__Tâche à réaliser__:
Veuillez poursuivre le texte sur la perte de la biodiversité à partir de sa dernière phrase.

__Texte à examiner__:
= = = = =

L'univers du vivant en danger
Depuis toujours, l'homme modifie l'environnement à son profit en le considérant comme une ressource inépuisable. Aujourd'hui, l'impact des activités humaines est tel qu'il préfigure la 6e vague d'extinction. La nature évolue à un rythme beaucoup trop lent pour s'adapter à ces changements brutaux et rapides.
Les principales causes de la perte de la biodiversité sont les suivantes :
1. Destruction des habitats et modification des milieux (en France, la surface couverte par les aménagements routiers est supérieure à celle des espaces protégés).
2 . Prélèvement excessif et surexploitation des ressources (trafic d'animaux et de plantes menacés, poissons surexploités par une pêche non sélective, etc.).
3 . Introduction d'espèces exotiques (tortue de Floride, jacinthe d'eau, grenouille taureau, ragondin, etc.) qui se développent aux dépens des espèces locales.
4 . Réchauffement climatique (modification des aires de répartition des espèces, des virus, etc.).
Ces phénomènes entraînent des changements dans :
la structure des paysages (fragmentation ou destruction des milieux),
la composition des communautés animales et végétales (introduction ou extinction d'espèces),
le fonctionnement et l'évolution des populations (modifications des modes de sélection).

= = = = =

__Données__:
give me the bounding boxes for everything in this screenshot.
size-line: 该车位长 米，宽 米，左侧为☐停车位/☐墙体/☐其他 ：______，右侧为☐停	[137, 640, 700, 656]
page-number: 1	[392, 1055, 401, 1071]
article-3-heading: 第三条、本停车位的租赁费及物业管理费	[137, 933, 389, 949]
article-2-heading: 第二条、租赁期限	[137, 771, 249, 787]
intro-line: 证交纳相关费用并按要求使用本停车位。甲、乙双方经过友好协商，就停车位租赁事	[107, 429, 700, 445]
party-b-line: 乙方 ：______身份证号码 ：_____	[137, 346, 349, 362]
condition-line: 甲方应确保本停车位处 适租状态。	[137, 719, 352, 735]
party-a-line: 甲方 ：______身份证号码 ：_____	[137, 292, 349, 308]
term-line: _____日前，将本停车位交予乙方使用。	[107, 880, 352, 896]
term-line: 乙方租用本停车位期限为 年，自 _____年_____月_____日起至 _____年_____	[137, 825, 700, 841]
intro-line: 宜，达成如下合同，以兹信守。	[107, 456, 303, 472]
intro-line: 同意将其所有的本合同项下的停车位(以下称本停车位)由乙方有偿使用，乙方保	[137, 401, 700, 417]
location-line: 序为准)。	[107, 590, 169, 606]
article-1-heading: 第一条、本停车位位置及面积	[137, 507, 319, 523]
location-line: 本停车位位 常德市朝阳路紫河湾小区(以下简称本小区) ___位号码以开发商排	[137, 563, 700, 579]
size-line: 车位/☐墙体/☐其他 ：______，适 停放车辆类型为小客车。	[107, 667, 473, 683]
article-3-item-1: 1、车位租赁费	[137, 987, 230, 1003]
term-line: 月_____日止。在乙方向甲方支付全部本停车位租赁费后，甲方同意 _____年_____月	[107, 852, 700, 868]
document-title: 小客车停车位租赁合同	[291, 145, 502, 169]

= = = = =

__Résultat ci-dessous__:
DES PERTES EN CASCADE ET IRREPARABLES
Le déséquilibre d'un milieu entraîne des effets en cascade (ex.: la disparition des colibris provoque celle des plantes qu'ils pollinisent).
La connaissance du degré de dégradation de la diversité du patrimoine naturel vivant est un immense défi pour deux raisons :
il est très difficile d'établir des références dans le passé qui permettent de savoir quelle était la biodiversité “originelle” d'un paysage donné,
il est impossible d'espérer la régénérer sur la base de nos connaissances scientifiques actuelles.
Il est donc urgent d'arrêter la perte de cette biodiversité car elle ne sera pas récupérable et entraînera inévitablement une réduction des choix possibles de développement pour les générations futures.